GIVEN INSTRUCTION –
Copy the following items line for line, leaving out the pictures.
====================
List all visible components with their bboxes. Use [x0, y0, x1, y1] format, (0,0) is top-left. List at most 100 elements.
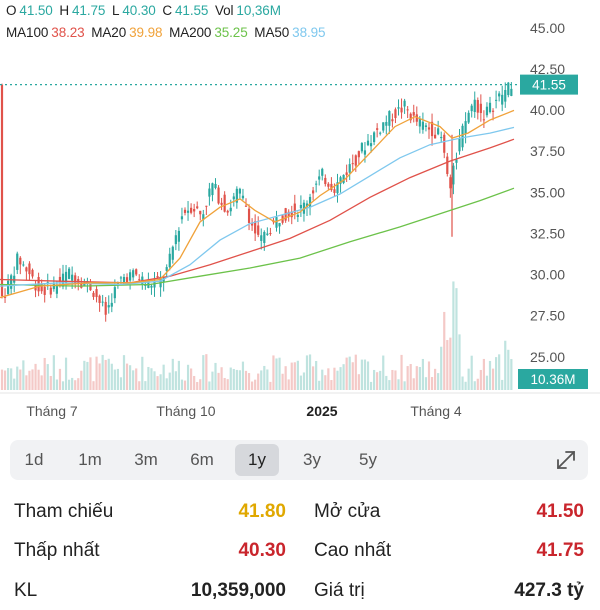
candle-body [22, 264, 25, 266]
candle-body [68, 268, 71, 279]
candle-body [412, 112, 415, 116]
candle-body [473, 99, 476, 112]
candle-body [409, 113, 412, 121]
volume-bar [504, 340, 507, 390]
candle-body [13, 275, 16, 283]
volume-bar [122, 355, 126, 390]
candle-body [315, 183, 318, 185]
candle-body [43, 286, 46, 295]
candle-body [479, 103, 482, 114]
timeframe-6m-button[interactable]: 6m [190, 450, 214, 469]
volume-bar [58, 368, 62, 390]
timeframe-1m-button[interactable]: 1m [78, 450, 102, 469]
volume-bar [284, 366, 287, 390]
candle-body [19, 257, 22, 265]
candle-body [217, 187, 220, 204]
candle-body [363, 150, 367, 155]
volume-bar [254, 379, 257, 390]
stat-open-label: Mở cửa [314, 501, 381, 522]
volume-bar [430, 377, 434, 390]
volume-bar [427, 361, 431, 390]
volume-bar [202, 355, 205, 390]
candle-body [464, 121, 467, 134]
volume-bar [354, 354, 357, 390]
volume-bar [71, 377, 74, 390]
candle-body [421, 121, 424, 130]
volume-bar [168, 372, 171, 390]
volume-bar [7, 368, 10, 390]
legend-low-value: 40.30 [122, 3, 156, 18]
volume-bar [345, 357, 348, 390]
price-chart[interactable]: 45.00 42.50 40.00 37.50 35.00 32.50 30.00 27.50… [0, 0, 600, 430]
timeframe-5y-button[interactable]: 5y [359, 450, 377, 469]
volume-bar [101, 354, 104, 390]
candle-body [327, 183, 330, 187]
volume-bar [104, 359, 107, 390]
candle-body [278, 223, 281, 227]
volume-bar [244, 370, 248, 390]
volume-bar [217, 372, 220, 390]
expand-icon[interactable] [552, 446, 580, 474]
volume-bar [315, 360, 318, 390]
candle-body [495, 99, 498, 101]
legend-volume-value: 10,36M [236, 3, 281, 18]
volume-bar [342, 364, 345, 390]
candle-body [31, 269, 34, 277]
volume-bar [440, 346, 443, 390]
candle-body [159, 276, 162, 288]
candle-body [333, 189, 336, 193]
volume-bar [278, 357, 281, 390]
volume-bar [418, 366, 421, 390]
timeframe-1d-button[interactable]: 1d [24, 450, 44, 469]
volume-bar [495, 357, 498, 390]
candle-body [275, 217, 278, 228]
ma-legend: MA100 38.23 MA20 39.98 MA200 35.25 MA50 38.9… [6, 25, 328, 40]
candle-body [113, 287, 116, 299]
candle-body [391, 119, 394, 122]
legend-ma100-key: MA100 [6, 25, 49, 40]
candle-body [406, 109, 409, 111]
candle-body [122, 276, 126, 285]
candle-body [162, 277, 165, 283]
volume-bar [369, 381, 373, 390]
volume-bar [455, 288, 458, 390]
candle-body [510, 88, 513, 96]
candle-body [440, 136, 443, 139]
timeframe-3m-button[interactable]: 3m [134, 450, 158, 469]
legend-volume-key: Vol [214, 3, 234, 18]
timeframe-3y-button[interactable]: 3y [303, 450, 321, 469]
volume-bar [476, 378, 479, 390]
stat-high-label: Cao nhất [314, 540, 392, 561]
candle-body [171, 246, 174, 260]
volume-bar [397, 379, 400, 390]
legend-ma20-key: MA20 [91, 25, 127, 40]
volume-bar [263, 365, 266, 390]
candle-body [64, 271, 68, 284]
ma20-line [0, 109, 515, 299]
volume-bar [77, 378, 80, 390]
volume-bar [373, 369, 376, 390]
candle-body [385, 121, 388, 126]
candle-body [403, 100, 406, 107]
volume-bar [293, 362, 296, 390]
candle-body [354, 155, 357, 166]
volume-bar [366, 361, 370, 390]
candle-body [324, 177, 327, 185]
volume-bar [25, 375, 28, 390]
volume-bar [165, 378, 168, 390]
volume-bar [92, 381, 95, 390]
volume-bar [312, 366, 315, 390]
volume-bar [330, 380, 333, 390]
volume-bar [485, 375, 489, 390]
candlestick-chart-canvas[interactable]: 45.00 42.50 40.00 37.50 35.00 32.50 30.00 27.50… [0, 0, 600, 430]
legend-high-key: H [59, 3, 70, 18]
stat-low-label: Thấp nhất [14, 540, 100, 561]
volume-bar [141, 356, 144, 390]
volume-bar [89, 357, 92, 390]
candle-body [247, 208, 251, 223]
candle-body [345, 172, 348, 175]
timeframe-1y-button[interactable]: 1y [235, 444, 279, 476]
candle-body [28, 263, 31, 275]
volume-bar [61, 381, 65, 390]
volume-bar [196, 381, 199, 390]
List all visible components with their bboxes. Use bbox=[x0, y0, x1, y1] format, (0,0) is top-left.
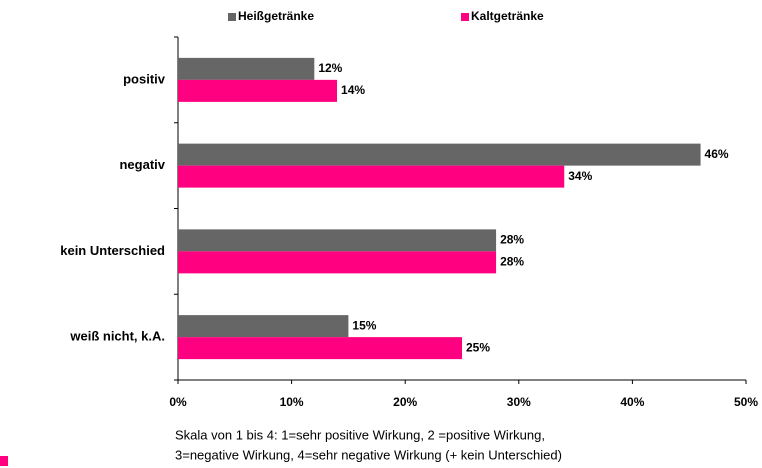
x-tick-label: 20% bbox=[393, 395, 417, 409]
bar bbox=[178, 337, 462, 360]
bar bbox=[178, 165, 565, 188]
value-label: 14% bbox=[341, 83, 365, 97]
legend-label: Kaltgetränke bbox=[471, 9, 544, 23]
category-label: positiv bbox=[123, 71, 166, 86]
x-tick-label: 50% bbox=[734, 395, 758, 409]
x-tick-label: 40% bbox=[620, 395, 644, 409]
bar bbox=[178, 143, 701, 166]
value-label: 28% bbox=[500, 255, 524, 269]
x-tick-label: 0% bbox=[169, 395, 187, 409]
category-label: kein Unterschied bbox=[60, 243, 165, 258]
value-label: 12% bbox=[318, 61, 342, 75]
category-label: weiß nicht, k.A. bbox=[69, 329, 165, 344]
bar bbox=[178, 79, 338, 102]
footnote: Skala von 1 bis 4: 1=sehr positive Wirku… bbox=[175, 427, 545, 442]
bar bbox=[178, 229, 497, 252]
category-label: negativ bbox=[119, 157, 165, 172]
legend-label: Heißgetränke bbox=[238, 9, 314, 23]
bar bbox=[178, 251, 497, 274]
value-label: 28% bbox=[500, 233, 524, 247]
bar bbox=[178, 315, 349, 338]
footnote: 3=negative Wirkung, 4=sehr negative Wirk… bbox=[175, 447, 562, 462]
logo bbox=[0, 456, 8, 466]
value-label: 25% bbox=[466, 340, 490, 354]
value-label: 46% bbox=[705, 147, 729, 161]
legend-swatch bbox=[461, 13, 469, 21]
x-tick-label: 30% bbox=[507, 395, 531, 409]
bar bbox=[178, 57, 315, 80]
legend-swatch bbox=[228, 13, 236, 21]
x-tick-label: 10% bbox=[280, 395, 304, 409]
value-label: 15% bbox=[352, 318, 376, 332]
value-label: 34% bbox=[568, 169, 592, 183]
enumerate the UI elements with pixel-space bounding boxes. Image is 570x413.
====================
TASK ANSWER –
List all visible components with their bboxes. Use [x0, y0, x1, y1] format, (0,0) is top-left. List at most 100 elements.
candle-body [22, 264, 25, 266]
candle-body [68, 268, 71, 279]
candle-body [412, 112, 415, 116]
candle-body [473, 99, 476, 112]
candle-body [409, 113, 412, 121]
volume-bar [504, 340, 507, 390]
candle-body [13, 275, 16, 283]
volume-bar [122, 355, 126, 390]
candle-body [315, 183, 318, 185]
candle-body [43, 286, 46, 295]
candle-body [479, 103, 482, 114]
timeframe-6m-button[interactable]: 6m [190, 450, 214, 469]
volume-bar [58, 368, 62, 390]
timeframe-1m-button[interactable]: 1m [78, 450, 102, 469]
volume-bar [284, 366, 287, 390]
candle-body [19, 257, 22, 265]
candle-body [217, 187, 220, 204]
candle-body [363, 150, 367, 155]
volume-bar [254, 379, 257, 390]
stat-open-label: Mở cửa [314, 501, 381, 522]
volume-bar [430, 377, 434, 390]
volume-bar [427, 361, 431, 390]
volume-bar [202, 355, 205, 390]
candle-body [464, 121, 467, 134]
volume-bar [354, 354, 357, 390]
volume-bar [71, 377, 74, 390]
candle-body [421, 121, 424, 130]
volume-bar [168, 372, 171, 390]
volume-bar [7, 368, 10, 390]
legend-low-value: 40.30 [122, 3, 156, 18]
volume-bar [345, 357, 348, 390]
price-chart[interactable]: 45.00 42.50 40.00 37.50 35.00 32.50 30.00 27.50… [0, 0, 600, 430]
timeframe-5y-button[interactable]: 5y [359, 450, 377, 469]
volume-bar [101, 354, 104, 390]
candle-body [327, 183, 330, 187]
volume-bar [104, 359, 107, 390]
candle-body [278, 223, 281, 227]
volume-bar [244, 370, 248, 390]
volume-bar [217, 372, 220, 390]
expand-icon[interactable] [552, 446, 580, 474]
volume-bar [315, 360, 318, 390]
candle-body [495, 99, 498, 101]
legend-volume-value: 10,36M [236, 3, 281, 18]
volume-bar [342, 364, 345, 390]
candle-body [31, 269, 34, 277]
volume-bar [440, 346, 443, 390]
candle-body [159, 276, 162, 288]
candle-body [333, 189, 336, 193]
volume-bar [278, 357, 281, 390]
volume-bar [418, 366, 421, 390]
timeframe-1d-button[interactable]: 1d [24, 450, 44, 469]
volume-bar [495, 357, 498, 390]
candle-body [275, 217, 278, 228]
ma-legend: MA100 38.23 MA20 39.98 MA200 35.25 MA50 38.9… [6, 25, 328, 40]
candle-body [113, 287, 116, 299]
candle-body [391, 119, 394, 122]
legend-ma100-key: MA100 [6, 25, 49, 40]
candle-body [406, 109, 409, 111]
candle-body [122, 276, 126, 285]
candle-body [162, 277, 165, 283]
volume-bar [369, 381, 373, 390]
volume-bar [455, 288, 458, 390]
candle-body [510, 88, 513, 96]
candle-body [440, 136, 443, 139]
timeframe-3m-button[interactable]: 3m [134, 450, 158, 469]
legend-volume-key: Vol [214, 3, 234, 18]
timeframe-3y-button[interactable]: 3y [303, 450, 321, 469]
volume-bar [476, 378, 479, 390]
stat-high-label: Cao nhất [314, 540, 392, 561]
candle-body [171, 246, 174, 260]
volume-bar [397, 379, 400, 390]
legend-ma20-key: MA20 [91, 25, 127, 40]
volume-bar [263, 365, 266, 390]
candle-body [64, 271, 68, 284]
ma20-line [0, 109, 515, 299]
volume-bar [77, 378, 80, 390]
volume-bar [373, 369, 376, 390]
candle-body [385, 121, 388, 126]
candle-body [403, 100, 406, 107]
volume-bar [293, 362, 296, 390]
candle-body [354, 155, 357, 166]
volume-bar [366, 361, 370, 390]
candle-body [324, 177, 327, 185]
volume-bar [25, 375, 28, 390]
volume-bar [165, 378, 168, 390]
volume-bar [92, 381, 95, 390]
volume-bar [312, 366, 315, 390]
volume-bar [330, 380, 333, 390]
volume-bar [485, 375, 489, 390]
candlestick-chart-canvas[interactable]: 45.00 42.50 40.00 37.50 35.00 32.50 30.00 27.50… [0, 0, 600, 430]
legend-high-key: H [59, 3, 70, 18]
stat-low-label: Thấp nhất [14, 540, 100, 561]
volume-bar [141, 356, 144, 390]
volume-bar [89, 357, 92, 390]
candle-body [247, 208, 251, 223]
candle-body [345, 172, 348, 175]
timeframe-1y-button[interactable]: 1y [235, 444, 279, 476]
candle-body [28, 263, 31, 275]
volume-bar [61, 381, 65, 390]
volume-bar [196, 381, 199, 390]
List all visible components with their bboxes. Use bbox=[x0, y0, x1, y1] format, (0,0) is top-left.
x-tick-label: 20% bbox=[393, 395, 417, 409]
bar bbox=[178, 337, 462, 360]
bar bbox=[178, 165, 565, 188]
value-label: 14% bbox=[341, 83, 365, 97]
legend-label: Kaltgetränke bbox=[471, 9, 544, 23]
category-label: positiv bbox=[123, 71, 166, 86]
x-tick-label: 50% bbox=[734, 395, 758, 409]
x-tick-label: 40% bbox=[620, 395, 644, 409]
bar bbox=[178, 143, 701, 166]
value-label: 28% bbox=[500, 255, 524, 269]
x-tick-label: 0% bbox=[169, 395, 187, 409]
category-label: kein Unterschied bbox=[60, 243, 165, 258]
value-label: 12% bbox=[318, 61, 342, 75]
category-label: weiß nicht, k.A. bbox=[69, 329, 165, 344]
bar bbox=[178, 79, 338, 102]
footnote: Skala von 1 bis 4: 1=sehr positive Wirku… bbox=[175, 427, 545, 442]
bar bbox=[178, 229, 497, 252]
category-label: negativ bbox=[119, 157, 165, 172]
legend-label: Heißgetränke bbox=[238, 9, 314, 23]
bar bbox=[178, 251, 497, 274]
value-label: 28% bbox=[500, 233, 524, 247]
bar bbox=[178, 315, 349, 338]
footnote: 3=negative Wirkung, 4=sehr negative Wirk… bbox=[175, 447, 562, 462]
logo bbox=[0, 456, 8, 466]
value-label: 25% bbox=[466, 340, 490, 354]
value-label: 46% bbox=[705, 147, 729, 161]
legend-swatch bbox=[461, 13, 469, 21]
x-tick-label: 30% bbox=[507, 395, 531, 409]
bar bbox=[178, 57, 315, 80]
legend-swatch bbox=[228, 13, 236, 21]
x-tick-label: 10% bbox=[280, 395, 304, 409]
value-label: 15% bbox=[352, 318, 376, 332]
value-label: 34% bbox=[568, 169, 592, 183]
enumerate the UI elements with pixel-space bounding boxes. Image is 570x413.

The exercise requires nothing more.